▸ **Extracted records**:
-- Begin --

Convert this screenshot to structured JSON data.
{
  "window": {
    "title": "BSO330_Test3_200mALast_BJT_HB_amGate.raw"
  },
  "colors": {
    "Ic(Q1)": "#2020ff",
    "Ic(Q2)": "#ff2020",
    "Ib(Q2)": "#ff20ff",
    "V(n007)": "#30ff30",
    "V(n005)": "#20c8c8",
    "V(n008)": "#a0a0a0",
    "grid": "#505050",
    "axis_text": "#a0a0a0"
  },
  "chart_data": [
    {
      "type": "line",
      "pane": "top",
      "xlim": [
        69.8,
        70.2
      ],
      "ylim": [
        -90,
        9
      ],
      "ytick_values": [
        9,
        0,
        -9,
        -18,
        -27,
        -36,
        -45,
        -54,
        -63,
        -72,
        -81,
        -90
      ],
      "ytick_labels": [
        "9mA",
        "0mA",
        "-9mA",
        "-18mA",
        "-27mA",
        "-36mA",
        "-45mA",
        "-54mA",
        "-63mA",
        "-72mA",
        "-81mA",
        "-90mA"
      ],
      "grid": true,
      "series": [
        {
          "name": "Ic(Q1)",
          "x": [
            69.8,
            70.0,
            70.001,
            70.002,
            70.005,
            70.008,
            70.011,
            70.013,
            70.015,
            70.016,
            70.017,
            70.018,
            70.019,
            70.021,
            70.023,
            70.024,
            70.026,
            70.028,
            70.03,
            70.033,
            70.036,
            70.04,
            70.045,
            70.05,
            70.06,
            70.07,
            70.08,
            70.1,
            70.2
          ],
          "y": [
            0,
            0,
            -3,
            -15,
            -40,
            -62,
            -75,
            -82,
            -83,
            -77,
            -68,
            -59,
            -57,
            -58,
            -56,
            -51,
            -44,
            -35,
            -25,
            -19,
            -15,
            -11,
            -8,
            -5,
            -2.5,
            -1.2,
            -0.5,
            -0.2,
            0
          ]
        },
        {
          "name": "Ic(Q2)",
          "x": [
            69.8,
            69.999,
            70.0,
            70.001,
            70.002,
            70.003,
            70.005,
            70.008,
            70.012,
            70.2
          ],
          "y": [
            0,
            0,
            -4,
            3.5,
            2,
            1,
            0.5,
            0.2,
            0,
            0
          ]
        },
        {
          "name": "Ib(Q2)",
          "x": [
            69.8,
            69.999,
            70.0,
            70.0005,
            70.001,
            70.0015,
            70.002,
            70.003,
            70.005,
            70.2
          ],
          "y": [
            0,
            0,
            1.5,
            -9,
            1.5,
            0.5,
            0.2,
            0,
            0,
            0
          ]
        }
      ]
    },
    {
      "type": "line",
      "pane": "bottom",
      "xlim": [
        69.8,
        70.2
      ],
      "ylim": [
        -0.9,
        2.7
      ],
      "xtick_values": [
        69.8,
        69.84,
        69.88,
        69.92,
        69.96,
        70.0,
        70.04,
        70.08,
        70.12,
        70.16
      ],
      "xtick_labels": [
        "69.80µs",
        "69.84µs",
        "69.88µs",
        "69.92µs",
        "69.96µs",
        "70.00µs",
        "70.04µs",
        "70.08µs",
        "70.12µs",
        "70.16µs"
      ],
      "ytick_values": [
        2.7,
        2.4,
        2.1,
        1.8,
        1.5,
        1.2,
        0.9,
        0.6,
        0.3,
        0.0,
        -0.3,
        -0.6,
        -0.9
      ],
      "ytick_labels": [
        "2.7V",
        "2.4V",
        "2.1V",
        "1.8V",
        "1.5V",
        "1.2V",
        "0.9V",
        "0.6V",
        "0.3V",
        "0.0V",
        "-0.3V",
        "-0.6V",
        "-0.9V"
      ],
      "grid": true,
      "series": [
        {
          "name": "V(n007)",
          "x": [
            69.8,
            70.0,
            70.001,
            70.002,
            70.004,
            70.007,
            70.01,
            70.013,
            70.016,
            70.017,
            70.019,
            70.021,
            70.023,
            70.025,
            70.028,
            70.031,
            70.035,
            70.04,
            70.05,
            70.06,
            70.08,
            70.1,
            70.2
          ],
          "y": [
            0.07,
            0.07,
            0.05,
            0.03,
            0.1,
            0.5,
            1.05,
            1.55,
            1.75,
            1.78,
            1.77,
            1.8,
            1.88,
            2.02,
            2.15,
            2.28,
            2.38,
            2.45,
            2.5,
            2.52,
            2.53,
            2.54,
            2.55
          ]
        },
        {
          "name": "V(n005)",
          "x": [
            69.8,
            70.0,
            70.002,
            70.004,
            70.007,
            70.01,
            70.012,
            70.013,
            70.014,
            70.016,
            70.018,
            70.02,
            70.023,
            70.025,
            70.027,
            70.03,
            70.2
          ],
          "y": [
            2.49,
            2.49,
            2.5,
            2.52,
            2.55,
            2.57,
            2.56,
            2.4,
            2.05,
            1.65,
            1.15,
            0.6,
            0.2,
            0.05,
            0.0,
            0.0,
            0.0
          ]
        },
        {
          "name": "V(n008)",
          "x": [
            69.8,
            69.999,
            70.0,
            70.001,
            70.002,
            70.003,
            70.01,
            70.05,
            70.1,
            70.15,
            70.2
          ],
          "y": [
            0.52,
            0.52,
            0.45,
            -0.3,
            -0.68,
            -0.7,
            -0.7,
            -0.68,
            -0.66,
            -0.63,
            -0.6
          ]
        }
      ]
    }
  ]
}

-- End --

Your task is to reproduce all of the records exactly.

▸ **Problem solution**:
Convert this screenshot to structured JSON data.
{
  "window": {
    "title": "BSO330_Test3_200mALast_BJT_HB_amGate.raw"
  },
  "colors": {
    "Ic(Q1)": "#2020ff",
    "Ic(Q2)": "#ff2020",
    "Ib(Q2)": "#ff20ff",
    "V(n007)": "#30ff30",
    "V(n005)": "#20c8c8",
    "V(n008)": "#a0a0a0",
    "grid": "#505050",
    "axis_text": "#a0a0a0"
  },
  "chart_data": [
    {
      "type": "line",
      "pane": "top",
      "xlim": [
        69.8,
        70.2
      ],
      "ylim": [
        -90,
        9
      ],
      "ytick_values": [
        9,
        0,
        -9,
        -18,
        -27,
        -36,
        -45,
        -54,
        -63,
        -72,
        -81,
        -90
      ],
      "ytick_labels": [
        "9mA",
        "0mA",
        "-9mA",
        "-18mA",
        "-27mA",
        "-36mA",
        "-45mA",
        "-54mA",
        "-63mA",
        "-72mA",
        "-81mA",
        "-90mA"
      ],
      "grid": true,
      "series": [
        {
          "name": "Ic(Q1)",
          "x": [
            69.8,
            70.0,
            70.001,
            70.002,
            70.005,
            70.008,
            70.011,
            70.013,
            70.015,
            70.016,
            70.017,
            70.018,
            70.019,
            70.021,
            70.023,
            70.024,
            70.026,
            70.028,
            70.03,
            70.033,
            70.036,
            70.04,
            70.045,
            70.05,
            70.06,
            70.07,
            70.08,
            70.1,
            70.2
          ],
          "y": [
            0,
            0,
            -3,
            -15,
            -40,
            -62,
            -75,
            -82,
            -83,
            -77,
            -68,
            -59,
            -57,
            -58,
            -56,
            -51,
            -44,
            -35,
            -25,
            -19,
            -15,
            -11,
            -8,
            -5,
            -2.5,
            -1.2,
            -0.5,
            -0.2,
            0
          ]
        },
        {
          "name": "Ic(Q2)",
          "x": [
            69.8,
            69.999,
            70.0,
            70.001,
            70.002,
            70.003,
            70.005,
            70.008,
            70.012,
            70.2
          ],
          "y": [
            0,
            0,
            -4,
            3.5,
            2,
            1,
            0.5,
            0.2,
            0,
            0
          ]
        },
        {
          "name": "Ib(Q2)",
          "x": [
            69.8,
            69.999,
            70.0,
            70.0005,
            70.001,
            70.0015,
            70.002,
            70.003,
            70.005,
            70.2
          ],
          "y": [
            0,
            0,
            1.5,
            -9,
            1.5,
            0.5,
            0.2,
            0,
            0,
            0
          ]
        }
      ]
    },
    {
      "type": "line",
      "pane": "bottom",
      "xlim": [
        69.8,
        70.2
      ],
      "ylim": [
        -0.9,
        2.7
      ],
      "xtick_values": [
        69.8,
        69.84,
        69.88,
        69.92,
        69.96,
        70.0,
        70.04,
        70.08,
        70.12,
        70.16
      ],
      "xtick_labels": [
        "69.80µs",
        "69.84µs",
        "69.88µs",
        "69.92µs",
        "69.96µs",
        "70.00µs",
        "70.04µs",
        "70.08µs",
        "70.12µs",
        "70.16µs"
      ],
      "ytick_values": [
        2.7,
        2.4,
        2.1,
        1.8,
        1.5,
        1.2,
        0.9,
        0.6,
        0.3,
        0.0,
        -0.3,
        -0.6,
        -0.9
      ],
      "ytick_labels": [
        "2.7V",
        "2.4V",
        "2.1V",
        "1.8V",
        "1.5V",
        "1.2V",
        "0.9V",
        "0.6V",
        "0.3V",
        "0.0V",
        "-0.3V",
        "-0.6V",
        "-0.9V"
      ],
      "grid": true,
      "series": [
        {
          "name": "V(n007)",
          "x": [
            69.8,
            70.0,
            70.001,
            70.002,
            70.004,
            70.007,
            70.01,
            70.013,
            70.016,
            70.017,
            70.019,
            70.021,
            70.023,
            70.025,
            70.028,
            70.031,
            70.035,
            70.04,
            70.05,
            70.06,
            70.08,
            70.1,
            70.2
          ],
          "y": [
            0.07,
            0.07,
            0.05,
            0.03,
            0.1,
            0.5,
            1.05,
            1.55,
            1.75,
            1.78,
            1.77,
            1.8,
            1.88,
            2.02,
            2.15,
            2.28,
            2.38,
            2.45,
            2.5,
            2.52,
            2.53,
            2.54,
            2.55
          ]
        },
        {
          "name": "V(n005)",
          "x": [
            69.8,
            70.0,
            70.002,
            70.004,
            70.007,
            70.01,
            70.012,
            70.013,
            70.014,
            70.016,
            70.018,
            70.02,
            70.023,
            70.025,
            70.027,
            70.03,
            70.2
          ],
          "y": [
            2.49,
            2.49,
            2.5,
            2.52,
            2.55,
            2.57,
            2.56,
            2.4,
            2.05,
            1.65,
            1.15,
            0.6,
            0.2,
            0.05,
            0.0,
            0.0,
            0.0
          ]
        },
        {
          "name": "V(n008)",
          "x": [
            69.8,
            69.999,
            70.0,
            70.001,
            70.002,
            70.003,
            70.01,
            70.05,
            70.1,
            70.15,
            70.2
          ],
          "y": [
            0.52,
            0.52,
            0.45,
            -0.3,
            -0.68,
            -0.7,
            -0.7,
            -0.68,
            -0.66,
            -0.63,
            -0.6
          ]
        }
      ]
    }
  ]
}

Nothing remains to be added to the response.